• DO THIS:
Work out how many lines of the records hold the string "Pour", and reply with that number alone.

• GIVEN RECORDS:
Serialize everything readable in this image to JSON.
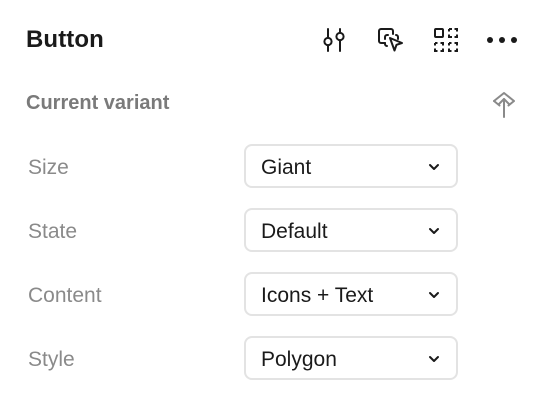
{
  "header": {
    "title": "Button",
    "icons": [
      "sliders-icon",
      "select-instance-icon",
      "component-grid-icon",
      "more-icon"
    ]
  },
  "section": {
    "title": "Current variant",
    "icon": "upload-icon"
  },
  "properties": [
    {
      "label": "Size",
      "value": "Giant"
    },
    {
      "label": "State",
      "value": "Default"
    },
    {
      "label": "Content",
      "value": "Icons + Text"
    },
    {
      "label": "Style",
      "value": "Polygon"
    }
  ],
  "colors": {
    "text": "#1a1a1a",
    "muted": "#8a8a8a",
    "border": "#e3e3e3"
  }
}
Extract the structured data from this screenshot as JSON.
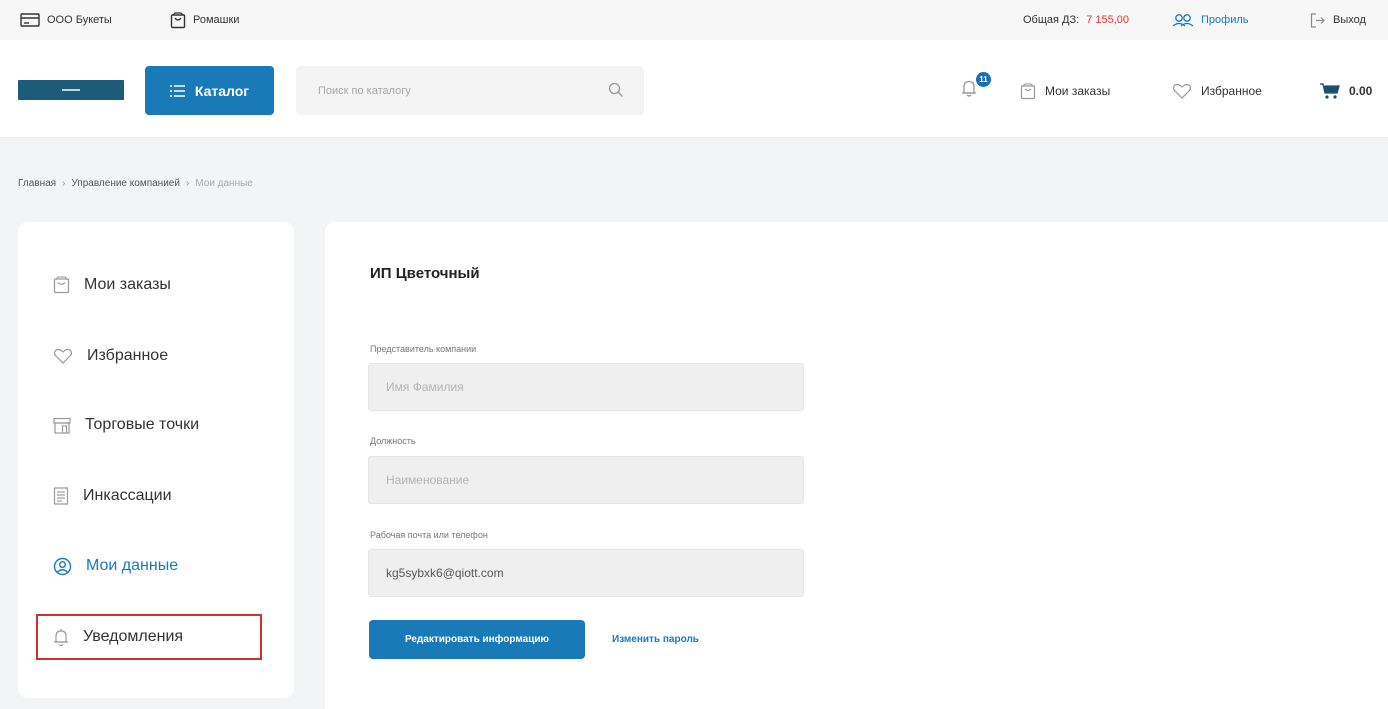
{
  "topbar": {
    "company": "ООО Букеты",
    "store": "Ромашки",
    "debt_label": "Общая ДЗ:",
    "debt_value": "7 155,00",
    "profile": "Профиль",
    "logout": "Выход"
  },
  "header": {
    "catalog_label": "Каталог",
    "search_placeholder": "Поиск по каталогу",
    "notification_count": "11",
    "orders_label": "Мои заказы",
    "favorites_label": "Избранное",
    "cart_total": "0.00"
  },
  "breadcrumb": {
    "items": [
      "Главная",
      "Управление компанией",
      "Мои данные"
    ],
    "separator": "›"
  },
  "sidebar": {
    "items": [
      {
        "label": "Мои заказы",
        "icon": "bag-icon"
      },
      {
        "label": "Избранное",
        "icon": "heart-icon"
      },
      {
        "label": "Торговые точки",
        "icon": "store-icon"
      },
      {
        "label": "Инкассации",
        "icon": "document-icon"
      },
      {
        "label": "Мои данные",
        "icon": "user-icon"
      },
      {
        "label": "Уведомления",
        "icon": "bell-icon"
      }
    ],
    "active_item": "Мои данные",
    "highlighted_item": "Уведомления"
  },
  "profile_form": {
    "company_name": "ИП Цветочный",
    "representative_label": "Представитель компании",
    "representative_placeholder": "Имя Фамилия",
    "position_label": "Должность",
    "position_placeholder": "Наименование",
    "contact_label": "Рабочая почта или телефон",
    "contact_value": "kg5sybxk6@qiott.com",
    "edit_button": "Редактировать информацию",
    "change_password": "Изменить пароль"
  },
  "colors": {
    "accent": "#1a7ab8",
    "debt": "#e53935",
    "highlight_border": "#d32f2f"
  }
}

...

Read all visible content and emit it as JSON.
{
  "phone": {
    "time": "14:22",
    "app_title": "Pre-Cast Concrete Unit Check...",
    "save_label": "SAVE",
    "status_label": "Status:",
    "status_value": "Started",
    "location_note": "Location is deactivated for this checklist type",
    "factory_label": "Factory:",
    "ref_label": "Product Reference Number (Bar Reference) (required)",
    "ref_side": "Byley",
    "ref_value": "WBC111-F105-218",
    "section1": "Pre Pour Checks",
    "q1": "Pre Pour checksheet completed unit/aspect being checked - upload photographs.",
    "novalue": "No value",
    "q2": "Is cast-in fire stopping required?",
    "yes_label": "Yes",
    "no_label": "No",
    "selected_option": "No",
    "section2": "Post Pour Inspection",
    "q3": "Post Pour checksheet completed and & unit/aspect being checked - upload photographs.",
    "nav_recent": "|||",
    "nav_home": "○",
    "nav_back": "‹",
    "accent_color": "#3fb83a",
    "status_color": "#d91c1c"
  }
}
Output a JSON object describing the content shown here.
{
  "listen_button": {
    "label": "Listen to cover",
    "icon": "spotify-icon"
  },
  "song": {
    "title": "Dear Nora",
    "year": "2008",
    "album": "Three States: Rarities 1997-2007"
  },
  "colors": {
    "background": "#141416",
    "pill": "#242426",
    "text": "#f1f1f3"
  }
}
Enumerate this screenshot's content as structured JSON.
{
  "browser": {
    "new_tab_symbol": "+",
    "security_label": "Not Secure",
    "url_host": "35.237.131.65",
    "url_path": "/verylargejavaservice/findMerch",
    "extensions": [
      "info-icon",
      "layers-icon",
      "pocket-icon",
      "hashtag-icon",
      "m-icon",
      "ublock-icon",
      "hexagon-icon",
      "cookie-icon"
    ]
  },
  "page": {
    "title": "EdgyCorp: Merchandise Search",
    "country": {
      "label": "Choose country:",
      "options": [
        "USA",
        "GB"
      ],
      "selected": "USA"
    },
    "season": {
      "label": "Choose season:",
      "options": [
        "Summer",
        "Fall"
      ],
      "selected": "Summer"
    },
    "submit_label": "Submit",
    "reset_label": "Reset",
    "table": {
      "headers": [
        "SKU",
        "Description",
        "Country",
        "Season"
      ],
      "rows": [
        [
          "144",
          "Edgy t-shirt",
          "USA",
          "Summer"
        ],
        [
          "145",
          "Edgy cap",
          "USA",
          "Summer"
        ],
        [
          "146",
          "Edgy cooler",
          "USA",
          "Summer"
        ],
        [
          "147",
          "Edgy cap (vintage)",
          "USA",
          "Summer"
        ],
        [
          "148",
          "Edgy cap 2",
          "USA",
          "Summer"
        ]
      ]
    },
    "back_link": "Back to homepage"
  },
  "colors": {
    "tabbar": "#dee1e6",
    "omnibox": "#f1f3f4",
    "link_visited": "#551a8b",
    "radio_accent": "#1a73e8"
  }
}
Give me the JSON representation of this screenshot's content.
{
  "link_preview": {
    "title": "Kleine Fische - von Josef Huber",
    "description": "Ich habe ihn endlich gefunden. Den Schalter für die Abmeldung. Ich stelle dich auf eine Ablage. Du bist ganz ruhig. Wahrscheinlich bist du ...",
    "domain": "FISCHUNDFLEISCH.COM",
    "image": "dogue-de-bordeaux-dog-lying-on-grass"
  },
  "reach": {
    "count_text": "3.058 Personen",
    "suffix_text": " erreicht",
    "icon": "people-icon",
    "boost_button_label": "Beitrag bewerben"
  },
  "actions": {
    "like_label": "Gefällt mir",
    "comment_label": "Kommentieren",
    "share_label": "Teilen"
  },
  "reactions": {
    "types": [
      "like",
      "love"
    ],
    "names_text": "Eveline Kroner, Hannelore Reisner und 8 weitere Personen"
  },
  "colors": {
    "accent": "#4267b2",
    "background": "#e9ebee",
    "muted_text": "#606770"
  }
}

• ANSWER FOR THIS EXERCISE:
4